Collected data entries:
* START *

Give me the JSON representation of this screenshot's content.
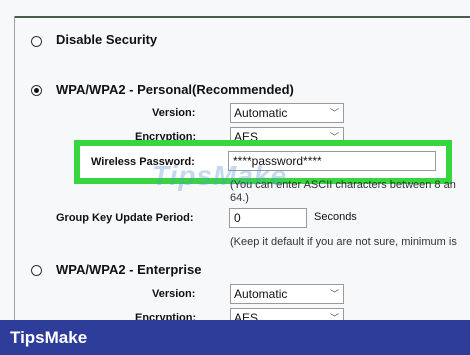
{
  "options": {
    "disable_security": {
      "label": "Disable Security"
    },
    "wpa_personal": {
      "label": "WPA/WPA2 - Personal(Recommended)",
      "version_label": "Version:",
      "version_value": "Automatic",
      "encryption_label": "Encryption:",
      "encryption_value": "AES",
      "password_label": "Wireless Password:",
      "password_value": "****password****",
      "password_hint": "(You can enter ASCII characters between 8 an",
      "password_hint_cont": "64.)",
      "group_key_label": "Group Key Update Period:",
      "group_key_value": "0",
      "group_key_unit": "Seconds",
      "group_key_hint": "(Keep it default if you are not sure, minimum is"
    },
    "wpa_enterprise": {
      "label": "WPA/WPA2 - Enterprise",
      "version_label": "Version:",
      "version_value": "Automatic",
      "encryption_label": "Encryption:",
      "encryption_value": "AES"
    }
  },
  "watermark": "TipsMake",
  "brand": "TipsMake",
  "colors": {
    "highlight": "#37d63f",
    "brand_bar": "#2f3d9a",
    "top_line": "#4b5d48"
  },
  "icons": {
    "select_arrow": "chevron-down-icon",
    "radio": "radio-button"
  }
}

* END *

**WHAT TO PRODUCE**
Images in the records should not be copied. Repeat all the rest exactly.

**ANSWER BELOW**
Give me the JSON representation of this screenshot's content.
{
  "options": {
    "disable_security": {
      "label": "Disable Security"
    },
    "wpa_personal": {
      "label": "WPA/WPA2 - Personal(Recommended)",
      "version_label": "Version:",
      "version_value": "Automatic",
      "encryption_label": "Encryption:",
      "encryption_value": "AES",
      "password_label": "Wireless Password:",
      "password_value": "****password****",
      "password_hint": "(You can enter ASCII characters between 8 an",
      "password_hint_cont": "64.)",
      "group_key_label": "Group Key Update Period:",
      "group_key_value": "0",
      "group_key_unit": "Seconds",
      "group_key_hint": "(Keep it default if you are not sure, minimum is"
    },
    "wpa_enterprise": {
      "label": "WPA/WPA2 - Enterprise",
      "version_label": "Version:",
      "version_value": "Automatic",
      "encryption_label": "Encryption:",
      "encryption_value": "AES"
    }
  },
  "watermark": "TipsMake",
  "brand": "TipsMake",
  "colors": {
    "highlight": "#37d63f",
    "brand_bar": "#2f3d9a",
    "top_line": "#4b5d48"
  },
  "icons": {
    "select_arrow": "chevron-down-icon",
    "radio": "radio-button"
  }
}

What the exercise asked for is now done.